(Data listing)

■ ■ ■

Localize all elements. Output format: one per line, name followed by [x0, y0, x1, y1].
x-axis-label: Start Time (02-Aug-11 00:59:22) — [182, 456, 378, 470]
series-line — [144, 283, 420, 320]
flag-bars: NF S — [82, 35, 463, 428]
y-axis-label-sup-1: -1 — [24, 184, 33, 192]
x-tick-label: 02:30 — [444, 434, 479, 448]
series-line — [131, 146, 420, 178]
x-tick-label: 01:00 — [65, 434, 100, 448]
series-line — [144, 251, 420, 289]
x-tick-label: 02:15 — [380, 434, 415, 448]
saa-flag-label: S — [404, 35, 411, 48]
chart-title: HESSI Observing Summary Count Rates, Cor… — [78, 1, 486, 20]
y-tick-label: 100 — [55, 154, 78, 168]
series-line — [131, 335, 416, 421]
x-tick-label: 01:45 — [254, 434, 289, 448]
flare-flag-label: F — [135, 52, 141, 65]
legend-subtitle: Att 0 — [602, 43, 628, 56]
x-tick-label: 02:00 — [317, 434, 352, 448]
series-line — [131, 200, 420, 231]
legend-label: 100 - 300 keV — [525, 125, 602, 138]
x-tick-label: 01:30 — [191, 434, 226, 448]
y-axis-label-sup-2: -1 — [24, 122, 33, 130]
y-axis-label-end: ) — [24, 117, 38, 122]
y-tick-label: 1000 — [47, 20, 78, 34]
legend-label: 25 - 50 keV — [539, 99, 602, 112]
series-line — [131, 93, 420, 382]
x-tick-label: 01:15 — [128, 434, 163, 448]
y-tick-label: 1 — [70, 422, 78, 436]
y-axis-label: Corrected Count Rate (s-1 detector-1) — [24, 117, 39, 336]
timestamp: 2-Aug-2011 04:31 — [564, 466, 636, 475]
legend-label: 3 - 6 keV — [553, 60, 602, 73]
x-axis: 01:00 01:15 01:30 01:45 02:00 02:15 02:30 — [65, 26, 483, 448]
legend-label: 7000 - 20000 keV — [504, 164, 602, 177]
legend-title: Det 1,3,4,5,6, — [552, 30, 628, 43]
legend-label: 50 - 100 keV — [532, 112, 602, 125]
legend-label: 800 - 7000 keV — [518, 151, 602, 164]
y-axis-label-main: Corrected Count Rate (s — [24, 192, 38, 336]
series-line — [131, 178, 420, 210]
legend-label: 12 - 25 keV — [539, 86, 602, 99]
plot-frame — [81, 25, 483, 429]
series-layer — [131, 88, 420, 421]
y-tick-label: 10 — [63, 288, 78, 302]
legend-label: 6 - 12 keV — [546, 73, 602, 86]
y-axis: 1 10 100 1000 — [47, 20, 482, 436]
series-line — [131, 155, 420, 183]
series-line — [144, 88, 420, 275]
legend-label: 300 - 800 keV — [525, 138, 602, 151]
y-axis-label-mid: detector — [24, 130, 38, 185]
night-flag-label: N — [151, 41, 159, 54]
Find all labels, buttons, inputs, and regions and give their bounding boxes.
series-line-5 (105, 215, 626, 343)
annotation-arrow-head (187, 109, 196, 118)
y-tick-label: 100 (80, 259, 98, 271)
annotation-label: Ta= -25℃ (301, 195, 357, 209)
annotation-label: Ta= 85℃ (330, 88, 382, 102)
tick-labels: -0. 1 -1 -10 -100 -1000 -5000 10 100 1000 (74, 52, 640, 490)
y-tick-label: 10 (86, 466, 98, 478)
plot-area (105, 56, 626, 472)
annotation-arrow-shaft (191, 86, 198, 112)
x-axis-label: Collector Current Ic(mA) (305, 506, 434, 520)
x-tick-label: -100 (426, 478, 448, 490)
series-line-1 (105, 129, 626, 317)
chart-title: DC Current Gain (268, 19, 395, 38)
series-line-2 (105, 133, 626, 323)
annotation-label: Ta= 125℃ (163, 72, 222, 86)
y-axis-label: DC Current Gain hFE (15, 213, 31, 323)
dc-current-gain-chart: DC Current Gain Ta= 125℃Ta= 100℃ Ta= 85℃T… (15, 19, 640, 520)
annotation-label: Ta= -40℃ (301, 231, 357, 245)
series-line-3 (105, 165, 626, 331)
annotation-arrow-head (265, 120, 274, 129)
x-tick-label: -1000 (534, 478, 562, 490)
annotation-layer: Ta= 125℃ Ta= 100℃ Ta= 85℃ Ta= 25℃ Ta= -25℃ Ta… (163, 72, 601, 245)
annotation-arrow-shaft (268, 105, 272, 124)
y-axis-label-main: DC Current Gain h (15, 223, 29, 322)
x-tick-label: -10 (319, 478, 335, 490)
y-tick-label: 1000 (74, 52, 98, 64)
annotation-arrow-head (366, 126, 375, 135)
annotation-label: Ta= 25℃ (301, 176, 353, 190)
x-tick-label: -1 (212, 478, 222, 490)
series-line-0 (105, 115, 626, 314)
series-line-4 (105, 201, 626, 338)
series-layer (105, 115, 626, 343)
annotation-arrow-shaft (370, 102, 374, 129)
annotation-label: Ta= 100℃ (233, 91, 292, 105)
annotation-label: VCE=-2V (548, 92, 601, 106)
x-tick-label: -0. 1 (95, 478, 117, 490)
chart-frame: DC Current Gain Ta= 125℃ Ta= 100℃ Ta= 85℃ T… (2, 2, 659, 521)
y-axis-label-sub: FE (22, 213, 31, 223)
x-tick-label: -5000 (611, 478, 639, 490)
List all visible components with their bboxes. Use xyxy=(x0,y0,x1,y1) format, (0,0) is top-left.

■ ■ ■

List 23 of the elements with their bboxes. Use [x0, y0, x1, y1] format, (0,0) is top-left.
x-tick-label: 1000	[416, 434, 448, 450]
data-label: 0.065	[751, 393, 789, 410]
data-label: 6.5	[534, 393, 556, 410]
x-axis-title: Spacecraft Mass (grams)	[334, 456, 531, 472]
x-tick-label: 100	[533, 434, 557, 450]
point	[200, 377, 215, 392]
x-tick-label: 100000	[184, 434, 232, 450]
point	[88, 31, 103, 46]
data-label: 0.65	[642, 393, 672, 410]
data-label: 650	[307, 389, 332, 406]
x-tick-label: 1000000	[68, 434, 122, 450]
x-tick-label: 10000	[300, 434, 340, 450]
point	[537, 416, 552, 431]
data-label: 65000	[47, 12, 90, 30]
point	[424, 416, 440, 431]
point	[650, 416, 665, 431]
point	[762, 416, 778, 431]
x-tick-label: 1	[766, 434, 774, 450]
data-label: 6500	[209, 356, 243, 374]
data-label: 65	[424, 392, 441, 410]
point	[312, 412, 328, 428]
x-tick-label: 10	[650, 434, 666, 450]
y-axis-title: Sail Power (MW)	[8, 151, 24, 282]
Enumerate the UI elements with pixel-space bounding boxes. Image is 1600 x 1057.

■ ■ ■

**Aim**
Copy everything above, from the line containing "List 23 of the" down to the line containing "356, 243, 374]", both included, with no changes.

**Final answer**
List 23 of the elements with their bboxes. Use [x0, y0, x1, y1] format, (0,0) is top-left.
x-tick-label: 1000	[416, 434, 448, 450]
data-label: 0.065	[751, 393, 789, 410]
data-label: 6.5	[534, 393, 556, 410]
x-axis-title: Spacecraft Mass (grams)	[334, 456, 531, 472]
x-tick-label: 100	[533, 434, 557, 450]
point	[200, 377, 215, 392]
x-tick-label: 100000	[184, 434, 232, 450]
point	[88, 31, 103, 46]
data-label: 0.65	[642, 393, 672, 410]
data-label: 650	[307, 389, 332, 406]
x-tick-label: 1000000	[68, 434, 122, 450]
x-tick-label: 10000	[300, 434, 340, 450]
point	[537, 416, 552, 431]
data-label: 65000	[47, 12, 90, 30]
point	[424, 416, 440, 431]
point	[650, 416, 665, 431]
point	[762, 416, 778, 431]
x-tick-label: 1	[766, 434, 774, 450]
data-label: 6500	[209, 356, 243, 374]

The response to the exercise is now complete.